将下文简单计算器题解中从“- 最后就是各种小逻辑(我debug了好久呢)”起至“else if(op == '*')”止的这一段原样照录。

■ **原文节选**
'''

题解 | #简单计算器#
简单计算器
https://www.nowcoder.com/practice/5759c29a28cb4361bc3605979d5a6130
说实话,当初学的时候还觉得很简单。
结果自己写,写的就一塌糊涂。ε=(´ο`*)))唉
需要注意的几点:
- 数据类型。涉及到“11”这种多位的数字怎么从字符串转换为整数
- 出栈的顺序等。这个可以按算法原理自己用实际的例子推导一遍,尤其是最后的处理,也就是$后面的。
- 最后就是各种小逻辑(我debug了好久呢)
#include<iostream>
#include<stdio.h>
#include<string>
#include<stack>
#include<vector>
using namespace std;
float calculateFunc(float x, float y, char op){
float ans = 0;
if(op == '+')
ans = y+x;
else if(op == '-')
ans = x-y;
else if(op == '*')
ans = x*y;
else
ans = x*1./y;
return ans;
}
int str2int(string x){
int ans = 0;
for(int i=0;i<x.size();++i){
ans = ans*10+x[i]-'0';
}
return ans;
}
int main(){
string s;
vector<string> ss;
while(cin >> s){
if(s=="0")
return 0;
ss.push_back(s);
while(cin >> s){
ss.push_back(s);
if(cin.get()=='\n') break;
}
ss.push_back("$");
stack<char> sign;
stack<float> num;
sign.push('#');
for(int i=0;i<ss.size() && !sign.empty();++i){
char c;
if(isdigit(ss[i][0])){
num.push(str2int(ss[i]));
continue;
}else
c = ss[i][0];
if(c == '$'){
while(sign.top() != '#'){
char op = sign.top();
float x = num.top();
num.pop();
float y = num.top();
num.pop();
num.push(calculateFunc(y, x, op));
sign.pop();
}
printf("%.2f\n", num.top());
sign.pop();
num.pop();
ss.clear();
break;
}
else{
char op = sign.top();
if(op == '#'){
sign.push(c);
}else
if(op == '+' || op == '-'){
if(c=='*' || c=='/'){
sign.push(c);
}else{
float x = num.top();
num.pop();
float y = num.top();
num.pop();
num.push(calculateFunc(y, x, op));
sign.pop();
sign.push(c);
}
}else{
float x = num.top();
num.pop();
float y = num.top();
num.pop();
num.push(calculateFunc(y, x, op));
sign.pop();
--i;
// sign.push(c);
}
}
}
}
return 0;
}

'''

■ **收集材料**
'''

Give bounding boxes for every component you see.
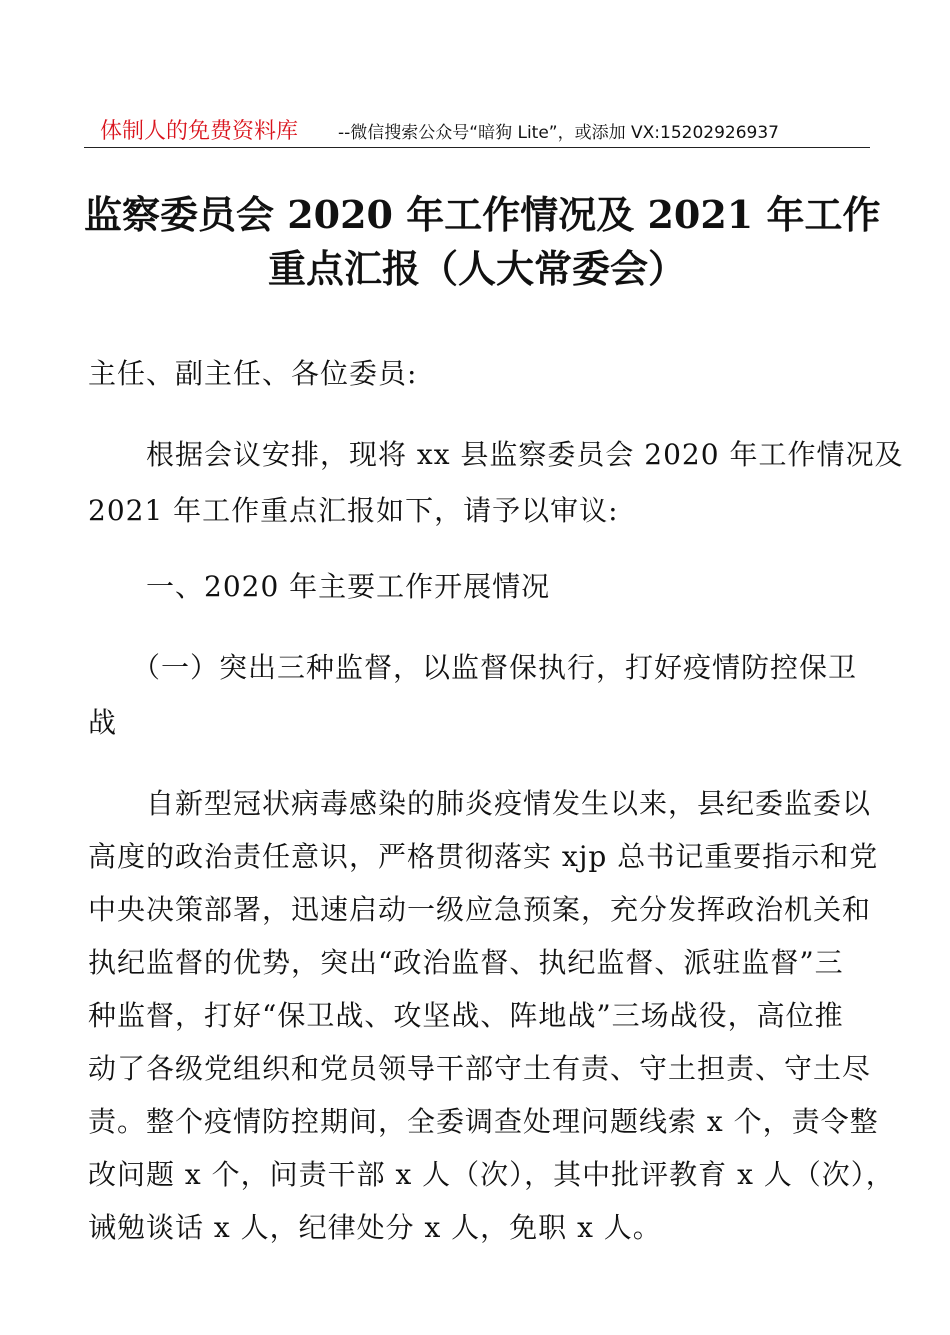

'''

■ **最终答案**
- 最后就是各种小逻辑(我debug了好久呢)
#include<iostream>
#include<stdio.h>
#include<string>
#include<stack>
#include<vector>
using namespace std;
float calculateFunc(float x, float y, char op){
float ans = 0;
if(op == '+')
ans = y+x;
else if(op == '-')
ans = x-y;
else if(op == '*')